◆ Records ◆
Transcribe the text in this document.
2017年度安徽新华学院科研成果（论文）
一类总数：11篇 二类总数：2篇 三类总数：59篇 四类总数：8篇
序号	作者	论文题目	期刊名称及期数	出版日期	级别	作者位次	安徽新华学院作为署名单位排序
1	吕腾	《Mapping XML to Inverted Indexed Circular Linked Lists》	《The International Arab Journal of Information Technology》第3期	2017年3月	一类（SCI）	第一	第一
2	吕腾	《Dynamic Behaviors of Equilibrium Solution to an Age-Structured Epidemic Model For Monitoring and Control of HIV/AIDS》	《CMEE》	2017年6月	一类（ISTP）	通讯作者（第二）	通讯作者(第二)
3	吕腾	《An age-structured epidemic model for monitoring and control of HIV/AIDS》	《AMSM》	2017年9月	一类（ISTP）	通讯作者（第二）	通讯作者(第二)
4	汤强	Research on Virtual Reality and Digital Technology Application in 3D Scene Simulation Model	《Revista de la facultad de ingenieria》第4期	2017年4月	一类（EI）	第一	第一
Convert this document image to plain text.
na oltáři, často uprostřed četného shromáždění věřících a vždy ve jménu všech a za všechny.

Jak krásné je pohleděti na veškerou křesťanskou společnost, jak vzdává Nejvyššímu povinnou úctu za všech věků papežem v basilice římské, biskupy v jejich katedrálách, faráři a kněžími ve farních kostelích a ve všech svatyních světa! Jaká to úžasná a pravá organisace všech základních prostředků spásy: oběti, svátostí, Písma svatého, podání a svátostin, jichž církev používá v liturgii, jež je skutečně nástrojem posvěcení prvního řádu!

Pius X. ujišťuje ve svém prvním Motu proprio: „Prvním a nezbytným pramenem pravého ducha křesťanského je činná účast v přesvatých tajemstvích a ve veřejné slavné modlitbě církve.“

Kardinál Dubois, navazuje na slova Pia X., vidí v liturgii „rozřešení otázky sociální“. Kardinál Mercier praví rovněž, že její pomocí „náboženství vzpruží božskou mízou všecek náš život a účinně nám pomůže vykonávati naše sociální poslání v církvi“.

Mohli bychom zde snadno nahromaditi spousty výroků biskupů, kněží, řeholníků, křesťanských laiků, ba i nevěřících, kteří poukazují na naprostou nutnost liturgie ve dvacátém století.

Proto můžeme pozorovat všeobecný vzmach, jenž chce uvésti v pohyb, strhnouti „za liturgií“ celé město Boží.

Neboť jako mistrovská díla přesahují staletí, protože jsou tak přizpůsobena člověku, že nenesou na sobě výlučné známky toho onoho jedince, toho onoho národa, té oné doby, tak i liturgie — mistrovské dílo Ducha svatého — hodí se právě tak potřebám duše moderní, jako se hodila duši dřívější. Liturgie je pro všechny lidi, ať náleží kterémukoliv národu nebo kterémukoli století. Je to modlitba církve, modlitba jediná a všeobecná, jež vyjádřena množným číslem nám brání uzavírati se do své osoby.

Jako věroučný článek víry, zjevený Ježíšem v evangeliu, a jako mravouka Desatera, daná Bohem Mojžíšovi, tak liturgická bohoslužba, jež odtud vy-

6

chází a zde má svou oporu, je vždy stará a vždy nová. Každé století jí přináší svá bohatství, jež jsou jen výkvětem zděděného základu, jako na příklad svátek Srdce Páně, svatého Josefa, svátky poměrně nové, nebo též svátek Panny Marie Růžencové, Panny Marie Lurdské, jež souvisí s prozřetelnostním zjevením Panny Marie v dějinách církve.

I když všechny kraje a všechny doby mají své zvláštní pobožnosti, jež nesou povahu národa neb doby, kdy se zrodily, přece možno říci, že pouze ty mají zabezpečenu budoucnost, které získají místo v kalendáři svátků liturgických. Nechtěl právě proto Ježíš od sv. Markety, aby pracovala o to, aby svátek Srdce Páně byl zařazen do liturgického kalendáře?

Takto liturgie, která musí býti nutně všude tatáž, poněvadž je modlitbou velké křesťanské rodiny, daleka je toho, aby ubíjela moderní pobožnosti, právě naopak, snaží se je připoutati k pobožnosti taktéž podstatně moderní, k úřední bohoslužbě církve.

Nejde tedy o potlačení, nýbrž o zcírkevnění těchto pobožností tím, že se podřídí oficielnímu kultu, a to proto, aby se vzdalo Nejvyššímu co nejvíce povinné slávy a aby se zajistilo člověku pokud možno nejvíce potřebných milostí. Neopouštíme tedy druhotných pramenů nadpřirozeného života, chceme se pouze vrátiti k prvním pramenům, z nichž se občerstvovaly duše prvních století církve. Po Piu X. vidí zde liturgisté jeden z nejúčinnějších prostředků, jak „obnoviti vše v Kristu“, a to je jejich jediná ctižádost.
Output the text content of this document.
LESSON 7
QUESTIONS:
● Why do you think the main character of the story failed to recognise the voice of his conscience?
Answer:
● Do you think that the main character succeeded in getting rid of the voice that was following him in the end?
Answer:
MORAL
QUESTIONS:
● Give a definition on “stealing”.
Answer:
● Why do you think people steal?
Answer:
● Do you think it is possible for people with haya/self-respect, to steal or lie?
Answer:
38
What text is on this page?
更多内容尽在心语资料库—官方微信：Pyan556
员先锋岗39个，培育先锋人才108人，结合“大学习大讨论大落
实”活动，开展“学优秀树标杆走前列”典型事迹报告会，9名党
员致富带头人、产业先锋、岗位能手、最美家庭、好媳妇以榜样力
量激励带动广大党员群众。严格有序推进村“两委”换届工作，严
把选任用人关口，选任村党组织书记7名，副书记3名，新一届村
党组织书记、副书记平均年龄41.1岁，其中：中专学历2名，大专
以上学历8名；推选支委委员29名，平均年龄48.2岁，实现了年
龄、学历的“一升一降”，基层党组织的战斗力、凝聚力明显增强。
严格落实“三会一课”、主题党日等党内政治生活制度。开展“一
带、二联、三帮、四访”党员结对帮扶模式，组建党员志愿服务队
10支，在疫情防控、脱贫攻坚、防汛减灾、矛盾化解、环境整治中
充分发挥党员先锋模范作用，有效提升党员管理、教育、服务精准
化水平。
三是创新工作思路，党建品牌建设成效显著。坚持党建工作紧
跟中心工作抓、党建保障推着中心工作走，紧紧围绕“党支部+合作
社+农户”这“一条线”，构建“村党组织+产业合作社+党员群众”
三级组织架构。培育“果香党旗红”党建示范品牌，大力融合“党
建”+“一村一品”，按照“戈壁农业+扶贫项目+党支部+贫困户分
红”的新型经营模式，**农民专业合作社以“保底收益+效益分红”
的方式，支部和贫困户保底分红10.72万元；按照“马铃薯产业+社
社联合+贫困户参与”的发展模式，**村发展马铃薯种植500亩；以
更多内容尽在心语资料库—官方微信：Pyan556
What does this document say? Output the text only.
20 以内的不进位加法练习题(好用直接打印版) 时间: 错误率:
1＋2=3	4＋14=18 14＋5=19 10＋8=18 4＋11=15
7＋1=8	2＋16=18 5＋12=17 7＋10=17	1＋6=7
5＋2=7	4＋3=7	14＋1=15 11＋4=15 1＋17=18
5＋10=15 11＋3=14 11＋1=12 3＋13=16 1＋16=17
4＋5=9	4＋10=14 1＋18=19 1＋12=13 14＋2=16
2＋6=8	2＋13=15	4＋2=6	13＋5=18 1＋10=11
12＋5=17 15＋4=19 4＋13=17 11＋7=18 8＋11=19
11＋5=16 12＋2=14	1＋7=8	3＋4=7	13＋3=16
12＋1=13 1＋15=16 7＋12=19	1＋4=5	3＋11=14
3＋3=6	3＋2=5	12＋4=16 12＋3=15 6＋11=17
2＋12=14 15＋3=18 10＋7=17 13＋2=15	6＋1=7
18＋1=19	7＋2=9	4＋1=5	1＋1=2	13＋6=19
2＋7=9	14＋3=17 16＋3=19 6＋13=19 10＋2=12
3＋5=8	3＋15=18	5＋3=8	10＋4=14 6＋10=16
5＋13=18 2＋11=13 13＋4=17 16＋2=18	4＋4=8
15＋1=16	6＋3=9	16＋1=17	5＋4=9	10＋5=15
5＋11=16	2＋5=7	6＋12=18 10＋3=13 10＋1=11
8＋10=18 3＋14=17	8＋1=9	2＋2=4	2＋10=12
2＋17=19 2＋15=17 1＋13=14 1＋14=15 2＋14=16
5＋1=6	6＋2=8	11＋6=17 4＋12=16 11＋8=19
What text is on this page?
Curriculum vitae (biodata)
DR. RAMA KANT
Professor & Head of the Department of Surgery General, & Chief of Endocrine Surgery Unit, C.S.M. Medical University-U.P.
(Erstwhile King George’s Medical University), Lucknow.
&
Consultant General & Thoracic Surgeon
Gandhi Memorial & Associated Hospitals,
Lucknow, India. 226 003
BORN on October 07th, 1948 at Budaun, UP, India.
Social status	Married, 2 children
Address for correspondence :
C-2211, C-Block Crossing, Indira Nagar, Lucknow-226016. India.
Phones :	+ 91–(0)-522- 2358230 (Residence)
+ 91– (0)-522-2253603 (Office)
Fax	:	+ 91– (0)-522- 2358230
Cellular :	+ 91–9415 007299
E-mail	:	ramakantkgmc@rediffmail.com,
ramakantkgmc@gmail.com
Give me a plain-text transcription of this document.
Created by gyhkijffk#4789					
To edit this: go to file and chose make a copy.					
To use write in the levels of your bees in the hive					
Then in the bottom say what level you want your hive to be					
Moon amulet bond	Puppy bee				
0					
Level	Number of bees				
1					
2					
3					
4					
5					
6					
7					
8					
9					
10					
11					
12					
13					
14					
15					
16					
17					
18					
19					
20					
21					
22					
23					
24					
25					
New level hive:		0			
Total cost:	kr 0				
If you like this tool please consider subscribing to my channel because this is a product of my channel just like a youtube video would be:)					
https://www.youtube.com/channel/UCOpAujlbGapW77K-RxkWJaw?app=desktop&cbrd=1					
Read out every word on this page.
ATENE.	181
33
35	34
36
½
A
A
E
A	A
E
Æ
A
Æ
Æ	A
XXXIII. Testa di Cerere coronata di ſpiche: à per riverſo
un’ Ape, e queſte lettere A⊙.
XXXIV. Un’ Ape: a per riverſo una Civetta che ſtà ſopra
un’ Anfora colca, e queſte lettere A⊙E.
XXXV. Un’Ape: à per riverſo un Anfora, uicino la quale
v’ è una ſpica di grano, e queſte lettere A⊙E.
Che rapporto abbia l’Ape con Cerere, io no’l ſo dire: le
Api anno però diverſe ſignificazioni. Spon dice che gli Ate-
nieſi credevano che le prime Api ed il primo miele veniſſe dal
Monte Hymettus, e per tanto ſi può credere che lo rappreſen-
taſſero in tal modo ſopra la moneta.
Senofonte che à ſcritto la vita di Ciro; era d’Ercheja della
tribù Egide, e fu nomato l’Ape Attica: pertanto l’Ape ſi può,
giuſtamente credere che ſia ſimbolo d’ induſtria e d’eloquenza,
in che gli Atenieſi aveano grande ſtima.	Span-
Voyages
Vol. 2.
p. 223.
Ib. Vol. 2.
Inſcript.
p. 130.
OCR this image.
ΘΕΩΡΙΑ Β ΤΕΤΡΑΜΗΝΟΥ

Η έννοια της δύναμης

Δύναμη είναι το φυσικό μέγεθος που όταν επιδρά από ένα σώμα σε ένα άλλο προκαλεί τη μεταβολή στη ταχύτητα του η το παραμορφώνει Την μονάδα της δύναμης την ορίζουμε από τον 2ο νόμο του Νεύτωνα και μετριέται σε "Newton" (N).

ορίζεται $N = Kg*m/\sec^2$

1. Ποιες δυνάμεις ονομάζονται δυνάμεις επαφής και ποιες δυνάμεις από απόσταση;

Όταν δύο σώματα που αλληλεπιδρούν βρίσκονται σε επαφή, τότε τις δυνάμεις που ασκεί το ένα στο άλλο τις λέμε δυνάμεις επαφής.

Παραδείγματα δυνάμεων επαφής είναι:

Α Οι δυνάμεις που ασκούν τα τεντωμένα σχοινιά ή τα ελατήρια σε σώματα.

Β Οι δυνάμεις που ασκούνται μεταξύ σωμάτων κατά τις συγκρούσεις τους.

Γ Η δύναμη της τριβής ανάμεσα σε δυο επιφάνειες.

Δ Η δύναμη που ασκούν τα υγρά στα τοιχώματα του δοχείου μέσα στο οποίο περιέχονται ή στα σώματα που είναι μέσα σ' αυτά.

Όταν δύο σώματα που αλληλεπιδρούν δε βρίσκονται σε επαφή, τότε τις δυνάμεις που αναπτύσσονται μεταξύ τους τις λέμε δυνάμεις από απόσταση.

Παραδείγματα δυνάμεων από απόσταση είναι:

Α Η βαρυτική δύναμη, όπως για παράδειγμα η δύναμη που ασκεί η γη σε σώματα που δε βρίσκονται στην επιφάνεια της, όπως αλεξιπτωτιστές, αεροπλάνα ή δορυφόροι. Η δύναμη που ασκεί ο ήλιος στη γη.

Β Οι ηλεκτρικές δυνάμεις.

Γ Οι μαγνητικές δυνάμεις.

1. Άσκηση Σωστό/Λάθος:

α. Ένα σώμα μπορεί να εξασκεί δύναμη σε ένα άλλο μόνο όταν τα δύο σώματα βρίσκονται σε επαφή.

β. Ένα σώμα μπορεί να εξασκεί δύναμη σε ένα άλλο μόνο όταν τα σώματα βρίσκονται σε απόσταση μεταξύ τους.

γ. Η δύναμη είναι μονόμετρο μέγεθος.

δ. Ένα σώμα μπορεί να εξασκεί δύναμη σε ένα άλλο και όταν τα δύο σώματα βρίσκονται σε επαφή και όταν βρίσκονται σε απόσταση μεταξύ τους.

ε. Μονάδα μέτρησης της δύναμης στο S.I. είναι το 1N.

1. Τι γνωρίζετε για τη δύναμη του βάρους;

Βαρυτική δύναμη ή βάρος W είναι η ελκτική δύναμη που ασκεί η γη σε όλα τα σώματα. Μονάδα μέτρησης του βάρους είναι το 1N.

◆ Short task ◆
Find the lines above holding the word "hive" and show them.

◆ Result below ◆
To use write in the levels of your bees in the hive					
Then in the bottom say what level you want your hive to be					
New level hive:		0			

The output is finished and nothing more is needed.